● RECORDED DATA
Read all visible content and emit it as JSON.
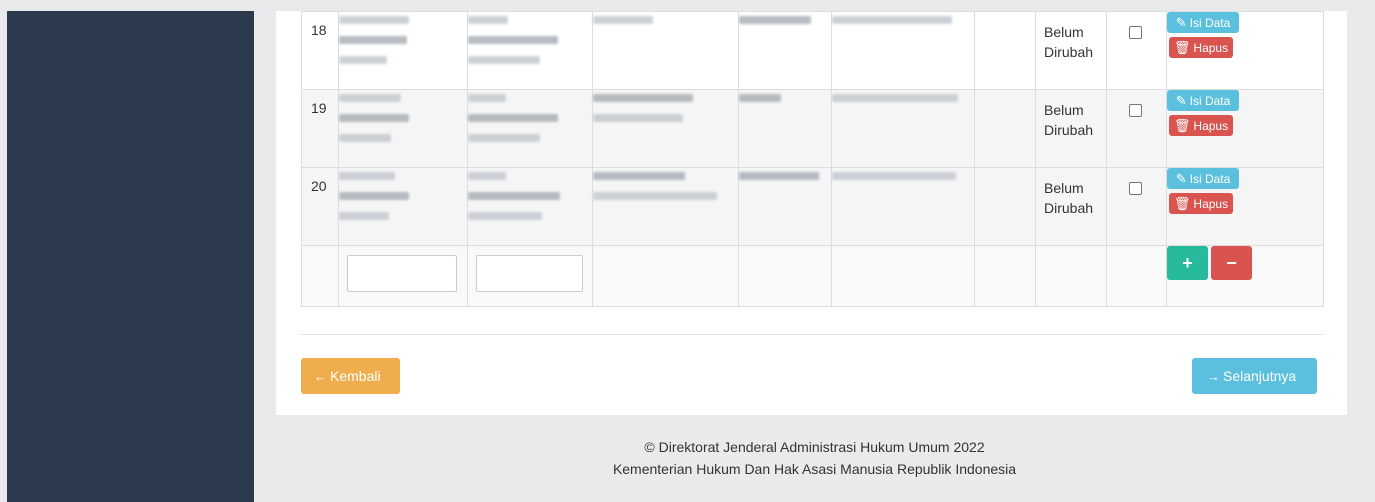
{
  "table": {
    "rows": [
      {
        "no": "18",
        "status": "Belum Dirubah",
        "edit_label": "Isi Data",
        "delete_label": "Hapus"
      },
      {
        "no": "19",
        "status": "Belum Dirubah",
        "edit_label": "Isi Data",
        "delete_label": "Hapus"
      },
      {
        "no": "20",
        "status": "Belum Dirubah",
        "edit_label": "Isi Data",
        "delete_label": "Hapus"
      }
    ],
    "new_row": {
      "add_symbol": "+",
      "remove_symbol": "−"
    }
  },
  "nav": {
    "back_label": "Kembali",
    "next_label": "Selanjutnya"
  },
  "footer": {
    "line1": "© Direktorat Jenderal Administrasi Hukum Umum 2022",
    "line2": "Kementerian Hukum Dan Hak Asasi Manusia Republik Indonesia"
  },
  "icons": {
    "edit": "pencil-icon",
    "delete": "trash-icon",
    "back": "arrow-left-icon",
    "next": "arrow-right-icon"
  },
  "colors": {
    "sidebar": "#2b3a4d",
    "info": "#5bc0de",
    "danger": "#d9534f",
    "success": "#26b99a",
    "warning": "#f0ad4e"
  }
}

● EXERCISE TASK
All the lines above are to be reproduced exactly, except the pictures.

● EXPECTED ANSWER
Read all visible content and emit it as JSON.
{
  "table": {
    "rows": [
      {
        "no": "18",
        "status": "Belum Dirubah",
        "edit_label": "Isi Data",
        "delete_label": "Hapus"
      },
      {
        "no": "19",
        "status": "Belum Dirubah",
        "edit_label": "Isi Data",
        "delete_label": "Hapus"
      },
      {
        "no": "20",
        "status": "Belum Dirubah",
        "edit_label": "Isi Data",
        "delete_label": "Hapus"
      }
    ],
    "new_row": {
      "add_symbol": "+",
      "remove_symbol": "−"
    }
  },
  "nav": {
    "back_label": "Kembali",
    "next_label": "Selanjutnya"
  },
  "footer": {
    "line1": "© Direktorat Jenderal Administrasi Hukum Umum 2022",
    "line2": "Kementerian Hukum Dan Hak Asasi Manusia Republik Indonesia"
  },
  "icons": {
    "edit": "pencil-icon",
    "delete": "trash-icon",
    "back": "arrow-left-icon",
    "next": "arrow-right-icon"
  },
  "colors": {
    "sidebar": "#2b3a4d",
    "info": "#5bc0de",
    "danger": "#d9534f",
    "success": "#26b99a",
    "warning": "#f0ad4e"
  }
}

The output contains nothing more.